文書抜粋:
1959年3月、中国はラサで行われた抗議活動を数千人の市民を殺害することで鎮圧し、1951年に自らも署名した協定を破ってチベット政府を解散させ、チベットを中国の省に組み込んだ。この事件を皮切りに、中国共産党は国際法を無視し、世界の抗議に虚偽報道を捏造することで応じる政策を採用するようになった。
マッシモ・イントロヴィーニャ(Massimo Introvigne)
2019年は1959年のチベットの動乱から60年の節目の年となる。この事件は、人権 を侵害し、国際法を堂々と無視する 中国共産党 の歴史において決定的なターニングポイントとなった。現在 新疆ウイグル自治区 で起きていることは、理論上1950年代にチベットで始まった政策の延長線上にある。中国共産党にとっては、党の思想的な関心の追求は国際的なイメージや広報活動よりも重要だ。国際社会に批判されると、中国共産党はまず虚偽報道の捏造を始める。

記録一覧:
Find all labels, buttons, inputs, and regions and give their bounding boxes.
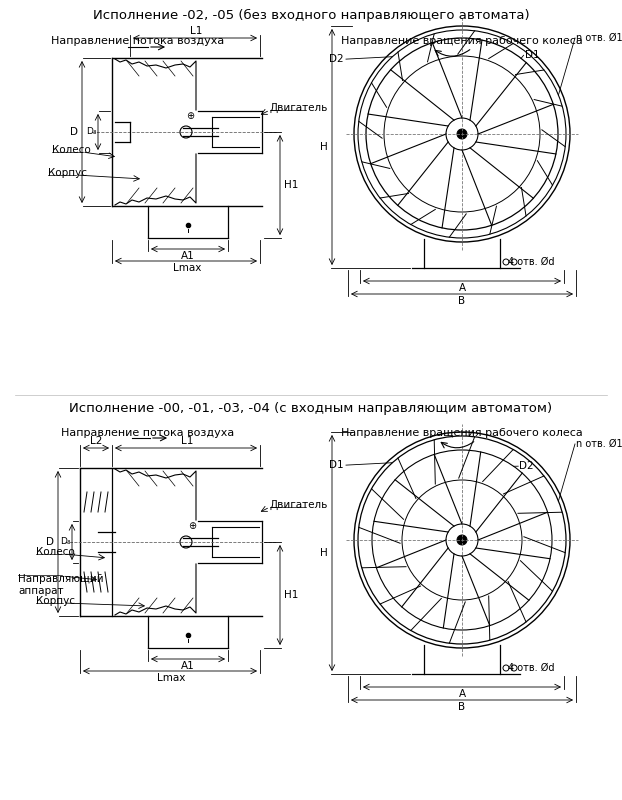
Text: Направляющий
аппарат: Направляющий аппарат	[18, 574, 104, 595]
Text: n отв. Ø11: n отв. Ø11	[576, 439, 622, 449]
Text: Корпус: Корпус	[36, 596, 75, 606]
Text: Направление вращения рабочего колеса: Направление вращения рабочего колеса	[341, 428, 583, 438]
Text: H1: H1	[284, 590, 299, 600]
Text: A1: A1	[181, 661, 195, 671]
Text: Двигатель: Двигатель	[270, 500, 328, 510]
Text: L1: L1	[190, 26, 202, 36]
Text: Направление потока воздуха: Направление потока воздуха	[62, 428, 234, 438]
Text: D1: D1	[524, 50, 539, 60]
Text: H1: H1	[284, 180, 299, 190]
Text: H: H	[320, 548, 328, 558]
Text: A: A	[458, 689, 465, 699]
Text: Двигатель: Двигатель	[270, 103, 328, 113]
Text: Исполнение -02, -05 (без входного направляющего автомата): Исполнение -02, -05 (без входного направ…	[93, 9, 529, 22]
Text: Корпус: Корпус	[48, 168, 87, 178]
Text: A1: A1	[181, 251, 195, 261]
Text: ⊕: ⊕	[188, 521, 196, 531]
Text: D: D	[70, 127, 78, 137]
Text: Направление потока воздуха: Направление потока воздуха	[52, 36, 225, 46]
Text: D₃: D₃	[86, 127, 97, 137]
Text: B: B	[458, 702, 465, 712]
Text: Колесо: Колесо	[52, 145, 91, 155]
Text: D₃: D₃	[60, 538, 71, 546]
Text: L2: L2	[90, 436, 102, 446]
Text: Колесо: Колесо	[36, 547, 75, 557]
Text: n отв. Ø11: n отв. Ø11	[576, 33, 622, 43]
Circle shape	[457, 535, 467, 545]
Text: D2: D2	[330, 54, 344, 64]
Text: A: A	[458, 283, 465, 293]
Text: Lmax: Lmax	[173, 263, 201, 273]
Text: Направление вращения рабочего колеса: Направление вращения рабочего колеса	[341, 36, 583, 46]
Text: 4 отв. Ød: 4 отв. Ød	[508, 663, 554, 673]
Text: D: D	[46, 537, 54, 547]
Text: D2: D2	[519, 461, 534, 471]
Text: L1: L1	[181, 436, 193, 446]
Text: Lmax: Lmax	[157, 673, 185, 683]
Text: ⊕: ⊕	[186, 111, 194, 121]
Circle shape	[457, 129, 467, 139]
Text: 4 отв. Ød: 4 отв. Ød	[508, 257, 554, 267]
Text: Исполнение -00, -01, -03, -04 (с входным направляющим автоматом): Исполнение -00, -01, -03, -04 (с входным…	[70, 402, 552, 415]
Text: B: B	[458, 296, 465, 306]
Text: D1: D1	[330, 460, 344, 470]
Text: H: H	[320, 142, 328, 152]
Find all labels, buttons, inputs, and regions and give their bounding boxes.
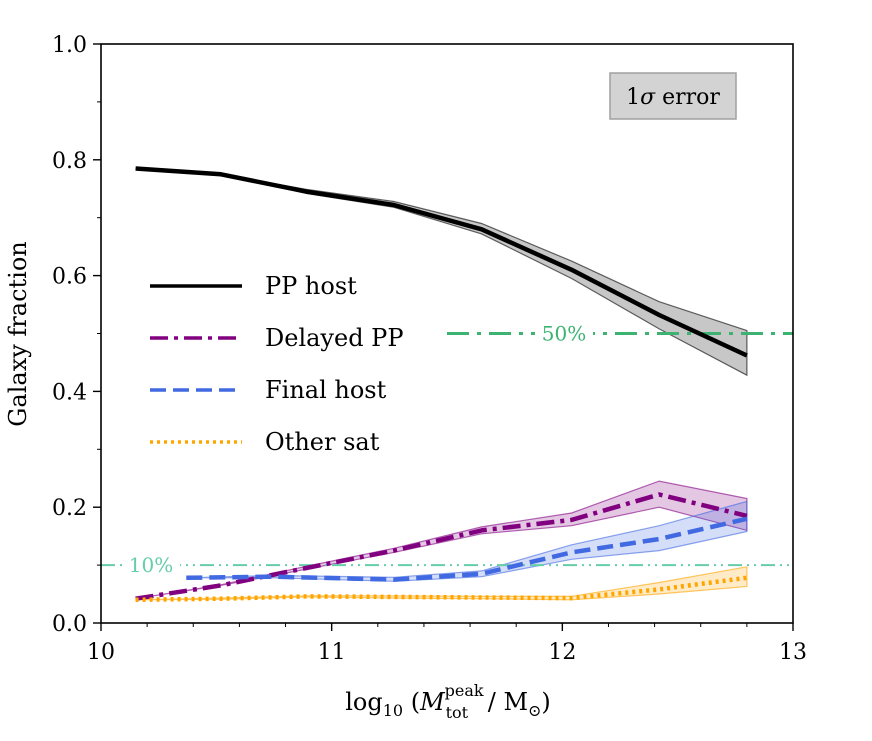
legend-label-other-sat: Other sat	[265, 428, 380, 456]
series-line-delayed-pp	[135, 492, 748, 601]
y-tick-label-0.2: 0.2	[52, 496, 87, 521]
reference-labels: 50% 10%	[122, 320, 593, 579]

課題:
A: チベットの動乱を扱った文書抜粋にある「2019年は1959年のチベットの動乱から60年の節目の年となる。」という一文を英語に訳しなさい。
B: 記録のうち、「Text: Направляющий」を含む行から「428, 234, 438]」を含む行までを、両端の行も含めて一字も変えずに繰り返しなさい。

解答:
A: The year 2019 marks the 60th anniversary of the 1959 Tibetan uprising.

B:
Text: Направляющий
аппарат: Направляющий аппарат	[18, 574, 104, 595]
Text: n отв. Ø11: n отв. Ø11	[576, 439, 622, 449]
Text: Корпус: Корпус	[36, 596, 75, 606]
Text: Направление вращения рабочего колеса: Направление вращения рабочего колеса	[341, 428, 583, 438]
Text: H1: H1	[284, 590, 299, 600]
Text: A1: A1	[181, 661, 195, 671]
Text: Двигатель: Двигатель	[270, 500, 328, 510]
Text: L1: L1	[190, 26, 202, 36]
Text: Направление потока воздуха: Направление потока воздуха	[62, 428, 234, 438]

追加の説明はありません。